[PROBLEM TO SOLVE]
Answer with one number: how many lines hold the string "不育症患者".

+--

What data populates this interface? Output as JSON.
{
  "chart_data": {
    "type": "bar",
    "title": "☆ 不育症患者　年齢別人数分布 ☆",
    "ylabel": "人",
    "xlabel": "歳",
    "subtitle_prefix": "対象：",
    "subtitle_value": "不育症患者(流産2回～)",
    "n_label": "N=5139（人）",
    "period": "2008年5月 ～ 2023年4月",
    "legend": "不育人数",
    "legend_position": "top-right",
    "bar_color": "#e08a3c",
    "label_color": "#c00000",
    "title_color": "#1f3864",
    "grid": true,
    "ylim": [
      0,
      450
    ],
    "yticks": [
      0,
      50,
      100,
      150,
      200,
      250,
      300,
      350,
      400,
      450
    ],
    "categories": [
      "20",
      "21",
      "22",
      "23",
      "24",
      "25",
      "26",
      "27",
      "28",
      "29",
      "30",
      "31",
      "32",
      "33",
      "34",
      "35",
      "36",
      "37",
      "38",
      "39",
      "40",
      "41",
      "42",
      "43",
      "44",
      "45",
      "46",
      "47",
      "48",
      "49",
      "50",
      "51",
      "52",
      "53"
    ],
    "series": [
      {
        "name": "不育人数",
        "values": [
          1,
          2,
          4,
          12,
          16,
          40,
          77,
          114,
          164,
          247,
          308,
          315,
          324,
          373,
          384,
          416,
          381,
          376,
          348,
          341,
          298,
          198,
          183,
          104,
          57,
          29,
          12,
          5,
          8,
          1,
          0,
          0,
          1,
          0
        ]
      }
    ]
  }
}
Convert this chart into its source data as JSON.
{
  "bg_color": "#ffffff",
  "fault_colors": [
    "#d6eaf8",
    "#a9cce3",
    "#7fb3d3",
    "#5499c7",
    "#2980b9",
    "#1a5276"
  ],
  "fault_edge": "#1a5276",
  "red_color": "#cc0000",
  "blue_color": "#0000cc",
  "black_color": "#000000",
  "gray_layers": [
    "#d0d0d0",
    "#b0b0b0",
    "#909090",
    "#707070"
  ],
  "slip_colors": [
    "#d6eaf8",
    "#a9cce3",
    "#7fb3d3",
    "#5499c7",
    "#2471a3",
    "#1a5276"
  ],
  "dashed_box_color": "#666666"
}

+--

[ANSWER TO THIS PROBLEM]
2